Given request ▸ Go through the data and copy every line exactly, but not the images.

-------

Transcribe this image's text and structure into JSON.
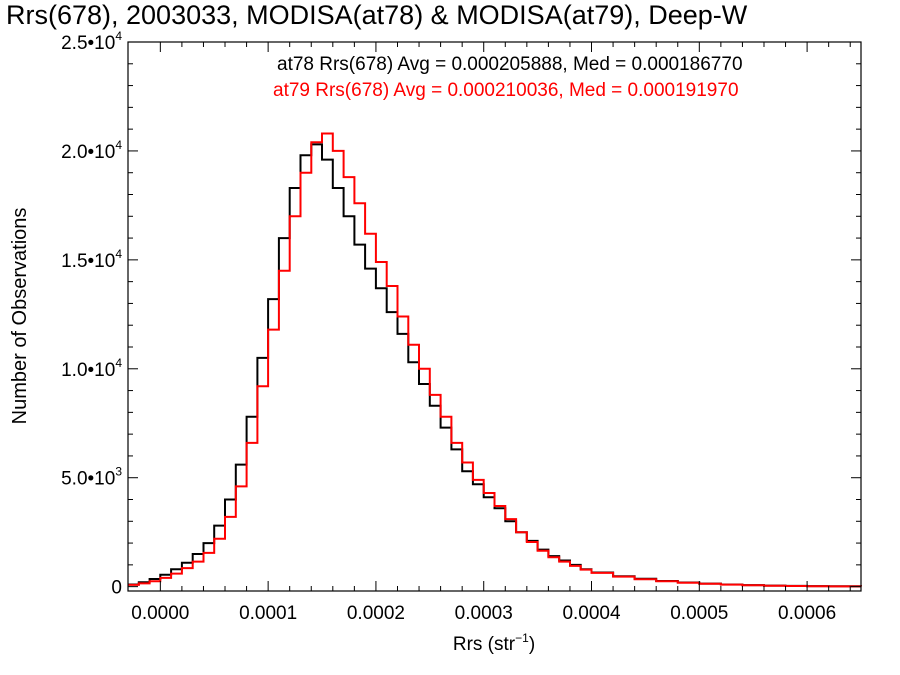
{
  "chart_data": {
    "type": "line",
    "title": "Rrs(678), 2003033, MODISA(at78) & MODISA(at79), Deep-W",
    "xlabel": "Rrs (str",
    "xlabel_sup": "−1",
    "xlabel_close": ")",
    "ylabel": "Number of Observations",
    "xlim": [
      -3e-05,
      0.00065
    ],
    "ylim": [
      -200,
      25000
    ],
    "grid": false,
    "x_ticks": [
      {
        "value": 0.0,
        "label": "0.0000"
      },
      {
        "value": 0.0001,
        "label": "0.0001"
      },
      {
        "value": 0.0002,
        "label": "0.0002"
      },
      {
        "value": 0.0003,
        "label": "0.0003"
      },
      {
        "value": 0.0004,
        "label": "0.0004"
      },
      {
        "value": 0.0005,
        "label": "0.0005"
      },
      {
        "value": 0.0006,
        "label": "0.0006"
      }
    ],
    "y_ticks": [
      {
        "value": 0,
        "label": "0",
        "exp": ""
      },
      {
        "value": 5000,
        "label": "5.0•10",
        "exp": "3"
      },
      {
        "value": 10000,
        "label": "1.0•10",
        "exp": "4"
      },
      {
        "value": 15000,
        "label": "1.5•10",
        "exp": "4"
      },
      {
        "value": 20000,
        "label": "2.0•10",
        "exp": "4"
      },
      {
        "value": 25000,
        "label": "2.5•10",
        "exp": "4"
      }
    ],
    "annotations": [
      {
        "text": "at78 Rrs(678) Avg = 0.000205888, Med = 0.000186770",
        "color": "#000000"
      },
      {
        "text": "at79 Rrs(678) Avg = 0.000210036, Med = 0.000191970",
        "color": "#ff0000"
      }
    ],
    "series": [
      {
        "name": "at78",
        "color": "#000000",
        "step": true,
        "x": [
          -3e-05,
          -2e-05,
          -1e-05,
          0.0,
          1e-05,
          2e-05,
          3e-05,
          4e-05,
          5e-05,
          6e-05,
          7e-05,
          8e-05,
          9e-05,
          0.0001,
          0.00011,
          0.00012,
          0.00013,
          0.00014,
          0.00015,
          0.00016,
          0.00017,
          0.00018,
          0.00019,
          0.0002,
          0.00021,
          0.00022,
          0.00023,
          0.00024,
          0.00025,
          0.00026,
          0.00027,
          0.00028,
          0.00029,
          0.0003,
          0.00031,
          0.00032,
          0.00033,
          0.00034,
          0.00035,
          0.00036,
          0.00037,
          0.00038,
          0.00039,
          0.0004,
          0.00042,
          0.00044,
          0.00046,
          0.00048,
          0.0005,
          0.00052,
          0.00054,
          0.00056,
          0.00058,
          0.0006,
          0.00062,
          0.00065
        ],
        "y": [
          100,
          200,
          350,
          550,
          800,
          1100,
          1500,
          2000,
          2800,
          4000,
          5600,
          7800,
          10500,
          13200,
          16000,
          18300,
          19800,
          20300,
          19600,
          18300,
          17000,
          15700,
          14600,
          13700,
          12600,
          11600,
          10300,
          9300,
          8300,
          7300,
          6300,
          5300,
          4700,
          4100,
          3600,
          3000,
          2500,
          2100,
          1700,
          1400,
          1200,
          1000,
          800,
          650,
          480,
          360,
          260,
          190,
          140,
          100,
          70,
          50,
          35,
          25,
          15,
          10
        ]
      },
      {
        "name": "at79",
        "color": "#ff0000",
        "step": true,
        "x": [
          -3e-05,
          -2e-05,
          -1e-05,
          0.0,
          1e-05,
          2e-05,
          3e-05,
          4e-05,
          5e-05,
          6e-05,
          7e-05,
          8e-05,
          9e-05,
          0.0001,
          0.00011,
          0.00012,
          0.00013,
          0.00014,
          0.00015,
          0.00016,
          0.00017,
          0.00018,
          0.00019,
          0.0002,
          0.00021,
          0.00022,
          0.00023,
          0.00024,
          0.00025,
          0.00026,
          0.00027,
          0.00028,
          0.00029,
          0.0003,
          0.00031,
          0.00032,
          0.00033,
          0.00034,
          0.00035,
          0.00036,
          0.00037,
          0.00038,
          0.00039,
          0.0004,
          0.00042,
          0.00044,
          0.00046,
          0.00048,
          0.0005,
          0.00052,
          0.00054,
          0.00056,
          0.00058,
          0.0006,
          0.00062,
          0.00065
        ],
        "y": [
          80,
          150,
          250,
          400,
          600,
          850,
          1150,
          1550,
          2200,
          3200,
          4600,
          6600,
          9200,
          11800,
          14500,
          17000,
          19000,
          20400,
          20800,
          20000,
          18800,
          17600,
          16200,
          14900,
          13800,
          12400,
          11100,
          10000,
          8800,
          7800,
          6600,
          5700,
          4900,
          4300,
          3700,
          3100,
          2500,
          2050,
          1650,
          1350,
          1150,
          950,
          780,
          630,
          460,
          340,
          250,
          180,
          130,
          95,
          65,
          45,
          30,
          20,
          12,
          8
        ]
      }
    ]
  }
}
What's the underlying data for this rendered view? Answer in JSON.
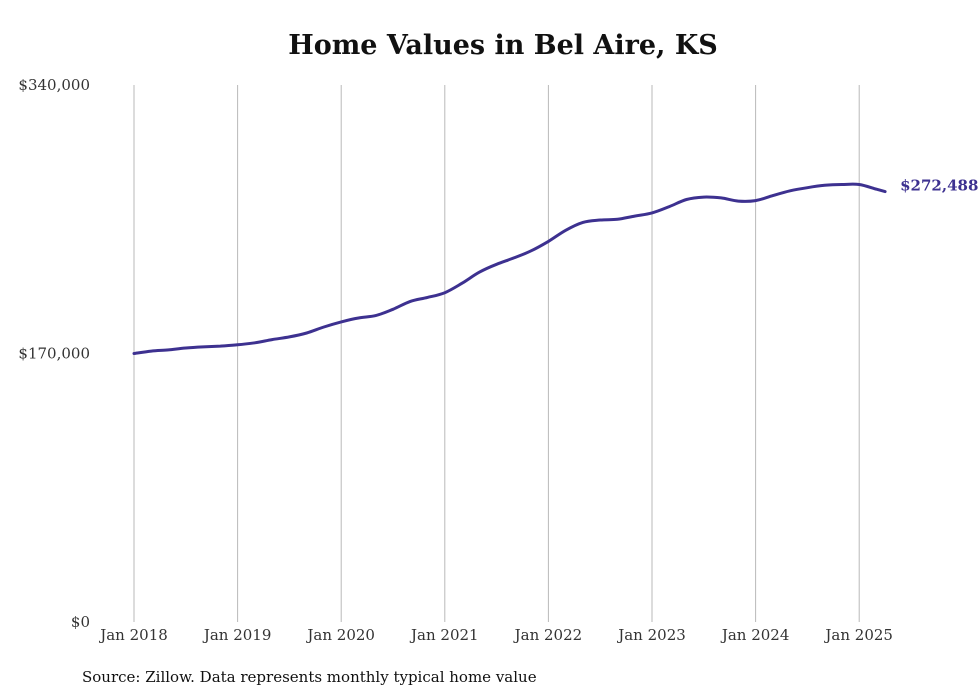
{
  "chart_data": {
    "type": "line",
    "title": "Home Values in Bel Aire, KS",
    "xlabel": "",
    "ylabel": "",
    "ylim": [
      0,
      340000
    ],
    "y_ticks": [
      {
        "value": 0,
        "label": "$0"
      },
      {
        "value": 170000,
        "label": "$170,000"
      },
      {
        "value": 340000,
        "label": "$340,000"
      }
    ],
    "x_ticks": [
      "Jan 2018",
      "Jan 2019",
      "Jan 2020",
      "Jan 2021",
      "Jan 2022",
      "Jan 2023",
      "Jan 2024",
      "Jan 2025"
    ],
    "grid": "vertical",
    "line_color": "#3d3190",
    "end_label": "$272,488",
    "series": [
      {
        "values": [
          [
            "2018-01",
            170000
          ],
          [
            "2018-03",
            171500
          ],
          [
            "2018-05",
            172300
          ],
          [
            "2018-07",
            173500
          ],
          [
            "2018-09",
            174200
          ],
          [
            "2018-11",
            174700
          ],
          [
            "2019-01",
            175500
          ],
          [
            "2019-03",
            176800
          ],
          [
            "2019-05",
            178800
          ],
          [
            "2019-07",
            180500
          ],
          [
            "2019-09",
            183000
          ],
          [
            "2019-11",
            186800
          ],
          [
            "2020-01",
            190000
          ],
          [
            "2020-03",
            192500
          ],
          [
            "2020-05",
            194000
          ],
          [
            "2020-07",
            198000
          ],
          [
            "2020-09",
            203000
          ],
          [
            "2020-11",
            205500
          ],
          [
            "2021-01",
            208500
          ],
          [
            "2021-03",
            214500
          ],
          [
            "2021-05",
            221500
          ],
          [
            "2021-07",
            226500
          ],
          [
            "2021-09",
            230500
          ],
          [
            "2021-11",
            235000
          ],
          [
            "2022-01",
            241000
          ],
          [
            "2022-03",
            248000
          ],
          [
            "2022-05",
            253000
          ],
          [
            "2022-07",
            254500
          ],
          [
            "2022-09",
            255000
          ],
          [
            "2022-11",
            257000
          ],
          [
            "2023-01",
            259000
          ],
          [
            "2023-03",
            263000
          ],
          [
            "2023-05",
            267500
          ],
          [
            "2023-07",
            269000
          ],
          [
            "2023-09",
            268500
          ],
          [
            "2023-11",
            266500
          ],
          [
            "2024-01",
            266800
          ],
          [
            "2024-03",
            270000
          ],
          [
            "2024-05",
            273000
          ],
          [
            "2024-07",
            275000
          ],
          [
            "2024-09",
            276500
          ],
          [
            "2024-11",
            277000
          ],
          [
            "2025-01",
            277000
          ],
          [
            "2025-03",
            274000
          ],
          [
            "2025-04",
            272488
          ]
        ]
      }
    ]
  },
  "source": "Source: Zillow. Data represents monthly typical home value"
}
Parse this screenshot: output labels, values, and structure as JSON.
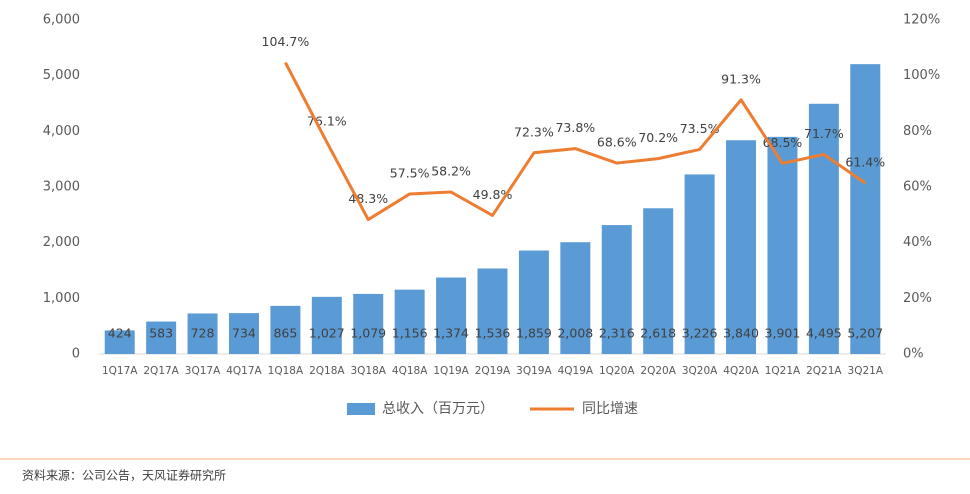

-------

Solution to this exercise ▸
Transcribe this image's text and structure into JSON.
{
  "chart_data": {
    "type": "line",
    "title": "Rrs(678), 2003033, MODISA(at78) & MODISA(at79), Deep-W",
    "xlabel": "Rrs (str",
    "xlabel_sup": "−1",
    "xlabel_close": ")",
    "ylabel": "Number of Observations",
    "xlim": [
      -3e-05,
      0.00065
    ],
    "ylim": [
      -200,
      25000
    ],
    "grid": false,
    "x_ticks": [
      {
        "value": 0.0,
        "label": "0.0000"
      },
      {
        "value": 0.0001,
        "label": "0.0001"
      },
      {
        "value": 0.0002,
        "label": "0.0002"
      },
      {
        "value": 0.0003,
        "label": "0.0003"
      },
      {
        "value": 0.0004,
        "label": "0.0004"
      },
      {
        "value": 0.0005,
        "label": "0.0005"
      },
      {
        "value": 0.0006,
        "label": "0.0006"
      }
    ],
    "y_ticks": [
      {
        "value": 0,
        "label": "0",
        "exp": ""
      },
      {
        "value": 5000,
        "label": "5.0•10",
        "exp": "3"
      },
      {
        "value": 10000,
        "label": "1.0•10",
        "exp": "4"
      },
      {
        "value": 15000,
        "label": "1.5•10",
        "exp": "4"
      },
      {
        "value": 20000,
        "label": "2.0•10",
        "exp": "4"
      },
      {
        "value": 25000,
        "label": "2.5•10",
        "exp": "4"
      }
    ],
    "annotations": [
      {
        "text": "at78 Rrs(678) Avg = 0.000205888, Med = 0.000186770",
        "color": "#000000"
      },
      {
        "text": "at79 Rrs(678) Avg = 0.000210036, Med = 0.000191970",
        "color": "#ff0000"
      }
    ],
    "series": [
      {
        "name": "at78",
        "color": "#000000",
        "step": true,
        "x": [
          -3e-05,
          -2e-05,
          -1e-05,
          0.0,
          1e-05,
          2e-05,
          3e-05,
          4e-05,
          5e-05,
          6e-05,
          7e-05,
          8e-05,
          9e-05,
          0.0001,
          0.00011,
          0.00012,
          0.00013,
          0.00014,
          0.00015,
          0.00016,
          0.00017,
          0.00018,
          0.00019,
          0.0002,
          0.00021,
          0.00022,
          0.00023,
          0.00024,
          0.00025,
          0.00026,
          0.00027,
          0.00028,
          0.00029,
          0.0003,
          0.00031,
          0.00032,
          0.00033,
          0.00034,
          0.00035,
          0.00036,
          0.00037,
          0.00038,
          0.00039,
          0.0004,
          0.00042,
          0.00044,
          0.00046,
          0.00048,
          0.0005,
          0.00052,
          0.00054,
          0.00056,
          0.00058,
          0.0006,
          0.00062,
          0.00065
        ],
        "y": [
          100,
          200,
          350,
          550,
          800,
          1100,
          1500,
          2000,
          2800,
          4000,
          5600,
          7800,
          10500,
          13200,
          16000,
          18300,
          19800,
          20300,
          19600,
          18300,
          17000,
          15700,
          14600,
          13700,
          12600,
          11600,
          10300,
          9300,
          8300,
          7300,
          6300,
          5300,
          4700,
          4100,
          3600,
          3000,
          2500,
          2100,
          1700,
          1400,
          1200,
          1000,
          800,
          650,
          480,
          360,
          260,
          190,
          140,
          100,
          70,
          50,
          35,
          25,
          15,
          10
        ]
      },
      {
        "name": "at79",
        "color": "#ff0000",
        "step": true,
        "x": [
          -3e-05,
          -2e-05,
          -1e-05,
          0.0,
          1e-05,
          2e-05,
          3e-05,
          4e-05,
          5e-05,
          6e-05,
          7e-05,
          8e-05,
          9e-05,
          0.0001,
          0.00011,
          0.00012,
          0.00013,
          0.00014,
          0.00015,
          0.00016,
          0.00017,
          0.00018,
          0.00019,
          0.0002,
          0.00021,
          0.00022,
          0.00023,
          0.00024,
          0.00025,
          0.00026,
          0.00027,
          0.00028,
          0.00029,
          0.0003,
          0.00031,
          0.00032,
          0.00033,
          0.00034,
          0.00035,
          0.00036,
          0.00037,
          0.00038,
          0.00039,
          0.0004,
          0.00042,
          0.00044,
          0.00046,
          0.00048,
          0.0005,
          0.00052,
          0.00054,
          0.00056,
          0.00058,
          0.0006,
          0.00062,
          0.00065
        ],
        "y": [
          80,
          150,
          250,
          400,
          600,
          850,
          1150,
          1550,
          2200,
          3200,
          4600,
          6600,
          9200,
          11800,
          14500,
          17000,
          19000,
          20400,
          20800,
          20000,
          18800,
          17600,
          16200,
          14900,
          13800,
          12400,
          11100,
          10000,
          8800,
          7800,
          6600,
          5700,
          4900,
          4300,
          3700,
          3100,
          2500,
          2050,
          1650,
          1350,
          1150,
          950,
          780,
          630,
          460,
          340,
          250,
          180,
          130,
          95,
          65,
          45,
          30,
          20,
          12,
          8
        ]
      }
    ]
  }
}
What's the underlying data for this rendered view? Answer in JSON.
{
  "chart_data": {
    "type": "line",
    "title": "Home Values in Bel Aire, KS",
    "xlabel": "",
    "ylabel": "",
    "ylim": [
      0,
      340000
    ],
    "y_ticks": [
      {
        "value": 0,
        "label": "$0"
      },
      {
        "value": 170000,
        "label": "$170,000"
      },
      {
        "value": 340000,
        "label": "$340,000"
      }
    ],
    "x_ticks": [
      "Jan 2018",
      "Jan 2019",
      "Jan 2020",
      "Jan 2021",
      "Jan 2022",
      "Jan 2023",
      "Jan 2024",
      "Jan 2025"
    ],
    "grid": "vertical",
    "line_color": "#3d3190",
    "end_label": "$272,488",
    "series": [
      {
        "values": [
          [
            "2018-01",
            170000
          ],
          [
            "2018-03",
            171500
          ],
          [
            "2018-05",
            172300
          ],
          [
            "2018-07",
            173500
          ],
          [
            "2018-09",
            174200
          ],
          [
            "2018-11",
            174700
          ],
          [
            "2019-01",
            175500
          ],
          [
            "2019-03",
            176800
          ],
          [
            "2019-05",
            178800
          ],
          [
            "2019-07",
            180500
          ],
          [
            "2019-09",
            183000
          ],
          [
            "2019-11",
            186800
          ],
          [
            "2020-01",
            190000
          ],
          [
            "2020-03",
            192500
          ],
          [
            "2020-05",
            194000
          ],
          [
            "2020-07",
            198000
          ],
          [
            "2020-09",
            203000
          ],
          [
            "2020-11",
            205500
          ],
          [
            "2021-01",
            208500
          ],
          [
            "2021-03",
            214500
          ],
          [
            "2021-05",
            221500
          ],
          [
            "2021-07",
            226500
          ],
          [
            "2021-09",
            230500
          ],
          [
            "2021-11",
            235000
          ],
          [
            "2022-01",
            241000
          ],
          [
            "2022-03",
            248000
          ],
          [
            "2022-05",
            253000
          ],
          [
            "2022-07",
            254500
          ],
          [
            "2022-09",
            255000
          ],
          [
            "2022-11",
            257000
          ],
          [
            "2023-01",
            259000
          ],
          [
            "2023-03",
            263000
          ],
          [
            "2023-05",
            267500
          ],
          [
            "2023-07",
            269000
          ],
          [
            "2023-09",
            268500
          ],
          [
            "2023-11",
            266500
          ],
          [
            "2024-01",
            266800
          ],
          [
            "2024-03",
            270000
          ],
          [
            "2024-05",
            273000
          ],
          [
            "2024-07",
            275000
          ],
          [
            "2024-09",
            276500
          ],
          [
            "2024-11",
            277000
          ],
          [
            "2025-01",
            277000
          ],
          [
            "2025-03",
            274000
          ],
          [
            "2025-04",
            272488
          ]
        ]
      }
    ]
  },
  "source": "Source: Zillow. Data represents monthly typical home value"
}
Parse this screenshot: output labels, values, and structure as JSON.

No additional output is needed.